● **Brief**: Collect each line holding the string "SHIFT".

● **Dataset listings of figures**:
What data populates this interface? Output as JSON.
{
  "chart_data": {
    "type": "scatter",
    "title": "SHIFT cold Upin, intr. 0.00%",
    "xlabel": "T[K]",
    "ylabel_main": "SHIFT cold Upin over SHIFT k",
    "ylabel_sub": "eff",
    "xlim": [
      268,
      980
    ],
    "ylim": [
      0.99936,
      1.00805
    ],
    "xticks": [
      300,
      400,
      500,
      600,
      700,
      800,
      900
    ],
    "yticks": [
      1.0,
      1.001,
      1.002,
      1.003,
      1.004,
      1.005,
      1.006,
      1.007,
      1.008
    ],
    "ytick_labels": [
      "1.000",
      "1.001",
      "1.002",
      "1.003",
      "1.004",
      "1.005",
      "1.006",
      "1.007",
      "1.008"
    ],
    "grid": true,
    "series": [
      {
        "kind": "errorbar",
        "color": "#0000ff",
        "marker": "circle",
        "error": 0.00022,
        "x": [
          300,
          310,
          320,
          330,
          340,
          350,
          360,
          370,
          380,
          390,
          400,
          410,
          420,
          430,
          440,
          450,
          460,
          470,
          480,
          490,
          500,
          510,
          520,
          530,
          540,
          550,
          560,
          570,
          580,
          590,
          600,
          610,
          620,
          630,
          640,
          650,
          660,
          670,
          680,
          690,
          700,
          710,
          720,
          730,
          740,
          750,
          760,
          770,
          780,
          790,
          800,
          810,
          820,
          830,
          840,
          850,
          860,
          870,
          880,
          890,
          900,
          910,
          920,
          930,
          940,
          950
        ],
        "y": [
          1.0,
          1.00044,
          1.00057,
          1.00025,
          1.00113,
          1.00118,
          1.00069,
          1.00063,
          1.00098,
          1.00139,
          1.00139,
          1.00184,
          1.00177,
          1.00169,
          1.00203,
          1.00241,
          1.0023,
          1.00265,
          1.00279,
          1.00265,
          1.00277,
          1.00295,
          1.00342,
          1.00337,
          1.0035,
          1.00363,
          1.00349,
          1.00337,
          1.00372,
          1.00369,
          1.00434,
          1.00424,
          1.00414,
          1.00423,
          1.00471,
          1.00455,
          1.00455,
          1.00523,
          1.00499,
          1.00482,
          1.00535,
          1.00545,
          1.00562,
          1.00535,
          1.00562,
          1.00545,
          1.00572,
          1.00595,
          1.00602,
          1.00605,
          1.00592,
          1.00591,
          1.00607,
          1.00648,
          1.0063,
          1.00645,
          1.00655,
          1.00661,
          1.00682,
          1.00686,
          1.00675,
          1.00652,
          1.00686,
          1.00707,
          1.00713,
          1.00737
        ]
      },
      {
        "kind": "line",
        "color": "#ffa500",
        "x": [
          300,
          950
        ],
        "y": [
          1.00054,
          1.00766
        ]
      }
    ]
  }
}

● **Output below**:
    "title": "SHIFT cold Upin, intr. 0.00%",
    "ylabel_main": "SHIFT cold Upin over SHIFT k",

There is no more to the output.